### Problem details
Count, in the entries, the lines with "Axis". Answer with the number only.

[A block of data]
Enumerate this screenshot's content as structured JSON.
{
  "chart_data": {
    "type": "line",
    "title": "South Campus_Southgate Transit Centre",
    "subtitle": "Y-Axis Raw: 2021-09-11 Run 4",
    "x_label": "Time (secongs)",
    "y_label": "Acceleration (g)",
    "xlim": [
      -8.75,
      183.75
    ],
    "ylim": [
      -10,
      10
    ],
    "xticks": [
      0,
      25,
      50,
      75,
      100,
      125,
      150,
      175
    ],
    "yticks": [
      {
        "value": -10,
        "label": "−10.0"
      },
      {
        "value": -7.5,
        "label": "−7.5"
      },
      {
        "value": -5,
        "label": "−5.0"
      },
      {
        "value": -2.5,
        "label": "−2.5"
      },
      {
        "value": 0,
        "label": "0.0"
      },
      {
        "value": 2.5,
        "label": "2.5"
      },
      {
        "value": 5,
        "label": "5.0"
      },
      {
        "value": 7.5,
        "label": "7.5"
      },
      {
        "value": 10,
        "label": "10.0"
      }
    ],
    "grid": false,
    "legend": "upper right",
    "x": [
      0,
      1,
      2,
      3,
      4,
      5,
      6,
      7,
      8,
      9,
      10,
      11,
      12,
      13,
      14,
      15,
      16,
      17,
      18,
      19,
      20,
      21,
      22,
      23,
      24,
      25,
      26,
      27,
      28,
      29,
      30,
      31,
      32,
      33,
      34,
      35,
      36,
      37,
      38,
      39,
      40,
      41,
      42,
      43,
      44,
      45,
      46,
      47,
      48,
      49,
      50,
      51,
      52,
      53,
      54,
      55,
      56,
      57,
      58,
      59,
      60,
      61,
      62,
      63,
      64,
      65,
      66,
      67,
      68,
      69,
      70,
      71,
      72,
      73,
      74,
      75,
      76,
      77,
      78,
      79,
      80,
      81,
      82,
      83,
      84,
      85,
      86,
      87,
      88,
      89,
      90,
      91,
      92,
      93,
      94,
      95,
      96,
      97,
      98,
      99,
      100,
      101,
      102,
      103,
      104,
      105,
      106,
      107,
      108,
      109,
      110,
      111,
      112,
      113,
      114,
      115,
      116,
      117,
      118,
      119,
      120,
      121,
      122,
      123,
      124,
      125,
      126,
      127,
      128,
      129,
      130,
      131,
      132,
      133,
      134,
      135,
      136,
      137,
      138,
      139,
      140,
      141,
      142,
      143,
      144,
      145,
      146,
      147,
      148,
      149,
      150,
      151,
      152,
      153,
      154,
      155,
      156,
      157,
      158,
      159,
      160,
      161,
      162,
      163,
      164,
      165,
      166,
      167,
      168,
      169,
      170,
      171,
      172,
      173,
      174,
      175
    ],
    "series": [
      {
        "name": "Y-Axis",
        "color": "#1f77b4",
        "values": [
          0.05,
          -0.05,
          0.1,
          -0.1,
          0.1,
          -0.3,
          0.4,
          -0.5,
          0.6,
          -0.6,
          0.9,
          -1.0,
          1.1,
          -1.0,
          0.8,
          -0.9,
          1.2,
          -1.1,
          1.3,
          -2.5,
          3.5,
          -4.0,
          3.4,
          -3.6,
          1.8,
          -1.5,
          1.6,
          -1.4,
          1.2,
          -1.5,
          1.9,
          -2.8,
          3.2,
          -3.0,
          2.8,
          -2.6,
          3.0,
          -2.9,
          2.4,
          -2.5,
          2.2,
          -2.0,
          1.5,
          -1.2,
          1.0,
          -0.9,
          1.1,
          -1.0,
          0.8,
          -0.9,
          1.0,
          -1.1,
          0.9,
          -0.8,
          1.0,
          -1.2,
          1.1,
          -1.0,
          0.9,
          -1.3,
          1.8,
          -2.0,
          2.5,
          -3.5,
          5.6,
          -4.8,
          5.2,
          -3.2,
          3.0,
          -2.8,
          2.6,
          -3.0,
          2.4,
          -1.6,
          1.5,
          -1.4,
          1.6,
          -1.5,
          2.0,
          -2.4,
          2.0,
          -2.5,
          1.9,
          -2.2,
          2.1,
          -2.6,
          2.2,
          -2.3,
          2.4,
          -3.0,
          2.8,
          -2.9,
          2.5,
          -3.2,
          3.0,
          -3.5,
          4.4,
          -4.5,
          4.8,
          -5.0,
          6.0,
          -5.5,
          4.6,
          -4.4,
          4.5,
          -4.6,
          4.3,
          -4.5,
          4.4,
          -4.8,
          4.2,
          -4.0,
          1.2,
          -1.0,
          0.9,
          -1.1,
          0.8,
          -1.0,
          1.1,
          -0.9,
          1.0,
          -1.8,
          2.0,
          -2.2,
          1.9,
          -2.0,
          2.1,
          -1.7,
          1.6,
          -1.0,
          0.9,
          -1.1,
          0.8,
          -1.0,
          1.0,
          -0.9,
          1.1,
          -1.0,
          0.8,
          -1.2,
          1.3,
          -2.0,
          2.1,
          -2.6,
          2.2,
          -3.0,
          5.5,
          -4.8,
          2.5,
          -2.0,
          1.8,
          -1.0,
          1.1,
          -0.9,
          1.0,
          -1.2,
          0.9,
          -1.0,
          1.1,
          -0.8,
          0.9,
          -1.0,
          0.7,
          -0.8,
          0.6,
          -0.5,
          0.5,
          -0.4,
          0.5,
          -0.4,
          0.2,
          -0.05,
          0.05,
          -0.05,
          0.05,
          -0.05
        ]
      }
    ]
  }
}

### Result of this task
2